Dataset items:
----------

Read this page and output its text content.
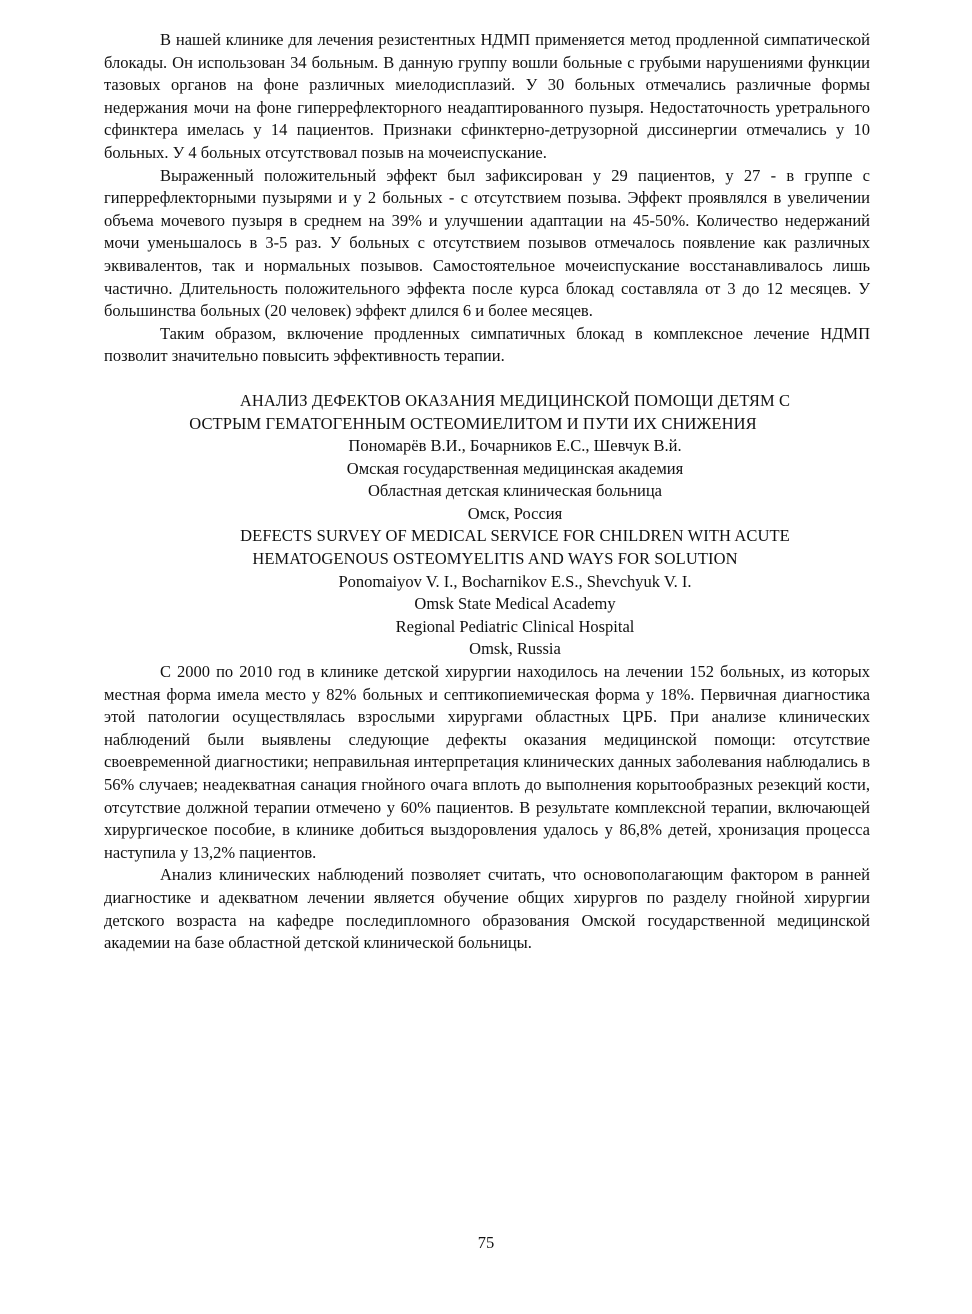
В нашей клинике для лечения резистентных НДМП применяется метод продленной симпатической блокады. Он использован 34 больным. В данную группу вошли больные с грубыми нарушениями функции тазовых органов на фоне различных миелодисплазий. У 30 больных отмечались различные формы недержания мочи на фоне гиперрефлекторного неадаптированного пузыря. Недостаточность уретрального сфинктера имелась у 14 пациентов. Признаки сфинктерно-детрузорной диссинергии отмечались у 10 больных. У 4 больных отсутствовал позыв на мочеиспускание.

Выраженный положительный эффект был зафиксирован у 29 пациентов, у 27 - в группе с гиперрефлекторными пузырями и у 2 больных - с отсутствием позыва. Эффект проявлялся в увеличении объема мочевого пузыря в среднем на 39% и улучшении адаптации на 45-50%. Количество недержаний мочи уменьшалось в 3-5 раз. У больных с отсутствием позывов отмечалось появление как различных эквивалентов, так и нормальных позывов. Самостоятельное мочеиспускание восстанавливалось лишь частично. Длительность положительного эффекта после курса блокад составляла от 3 до 12 месяцев. У большинства больных (20 человек) эффект длился 6 и более месяцев.

Таким образом, включение продленных симпатичных блокад в комплексное лечение НДМП позволит значительно повысить эффективность терапии.

АНАЛИЗ ДЕФЕКТОВ ОКАЗАНИЯ МЕДИЦИНСКОЙ ПОМОЩИ ДЕТЯМ С

ОСТРЫМ ГЕМАТОГЕННЫМ ОСТЕОМИЕЛИТОМ И ПУТИ ИХ СНИЖЕНИЯ

Пономарёв В.И., Бочарников Е.С., Шевчук В.й.

Омская государственная медицинская академия

Областная детская клиническая больница

Омск, Россия

DEFECTS SURVEY OF MEDICAL SERVICE FOR CHILDREN WITH ACUTE

HEMATOGENOUS OSTEOMYELITIS AND WAYS FOR SOLUTION

Ponomaiyov V. I., Bocharnikov E.S., Shevchyuk V. I.

Omsk State Medical Academy

Regional Pediatric Clinical Hospital

Omsk, Russia

С 2000 по 2010 год в клинике детской хирургии находилось на лечении 152 больных, из которых местная форма имела место у 82% больных и септикопиемическая форма у 18%. Первичная диагностика этой патологии осуществлялась взрослыми хирургами областных ЦРБ. При анализе клинических наблюдений были выявлены следующие дефекты оказания медицинской помощи: отсутствие своевременной диагностики; неправильная интерпретация клинических данных заболевания наблюдались в 56% случаев; неадекватная санация гнойного очага вплоть до выполнения корытообразных резекций кости, отсутствие должной терапии отмечено у 60% пациентов. В результате комплексной терапии, включающей хирургическое пособие, в клинике добиться выздоровления удалось у 86,8% детей, хронизация процесса наступила у 13,2% пациентов.

Анализ клинических наблюдений позволяет считать, что основополагающим фактором в ранней диагностике и адекватном лечении является обучение общих хирургов по разделу гнойной хирургии детского возраста на кафедре последипломного образования Омской государственной медицинской академии на базе областной детской клинической больницы.

75
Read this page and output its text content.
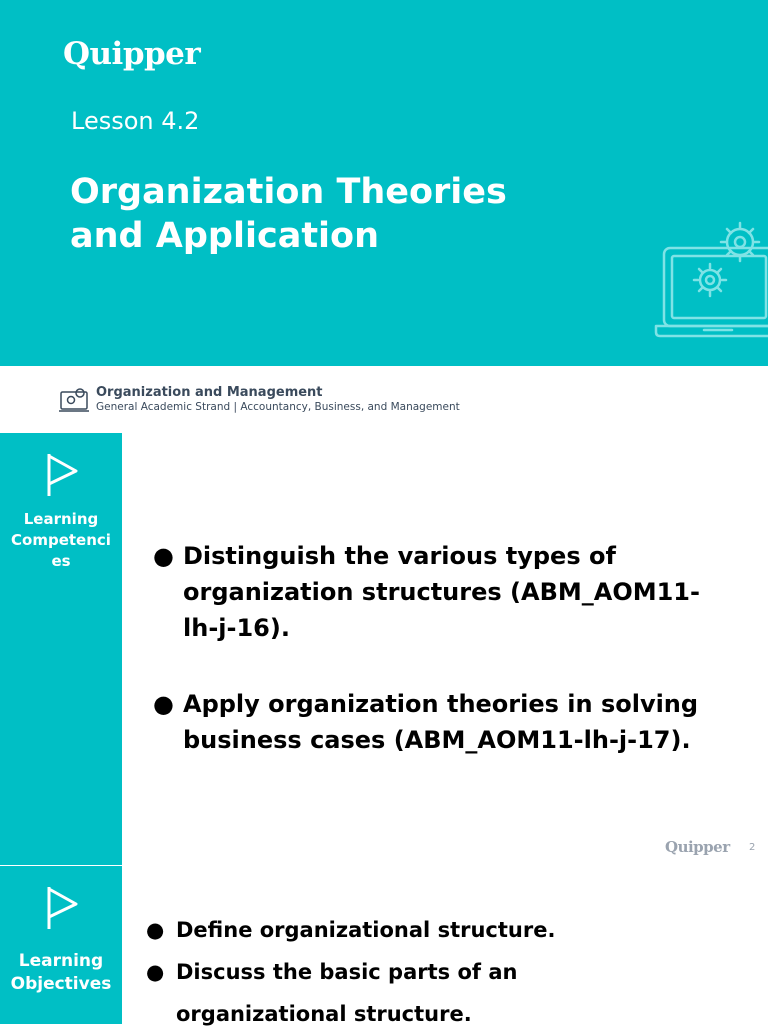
Quipper
Lesson 4.2
Organization Theories
and Application
Organization and Management
General Academic Strand | Accountancy, Business, and Management
Learning
Competenci
es	● Distinguish the various types of
organization structures (ABM_AOM11-
lh-j-16).
● Apply organization theories in solving
business cases (ABM_AOM11-lh-j-17).
Quipper 2
Learning
Objectives
● Define organizational structure.
● Discuss the basic parts of an
organizational structure.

----------

Using the listing above, show each line holding the string "НДМП".

TASK RESULT:
В нашей клинике для лечения резистентных НДМП применяется метод продленной симпатической блокады. Он использован 34 больным. В данную группу вошли больные с грубыми нарушениями функции тазовых органов на фоне различных миелодисплазий. У 30 больных отмечались различные формы недержания мочи на фоне гиперрефлекторного неадаптированного пузыря. Недостаточность уретрального сфинктера имелась у 14 пациентов. Признаки сфинктерно-детрузорной диссинергии отмечались у 10 больных. У 4 больных отсутствовал позыв на мочеиспускание.
Таким образом, включение продленных симпатичных блокад в комплексное лечение НДМП позволит значительно повысить эффективность терапии.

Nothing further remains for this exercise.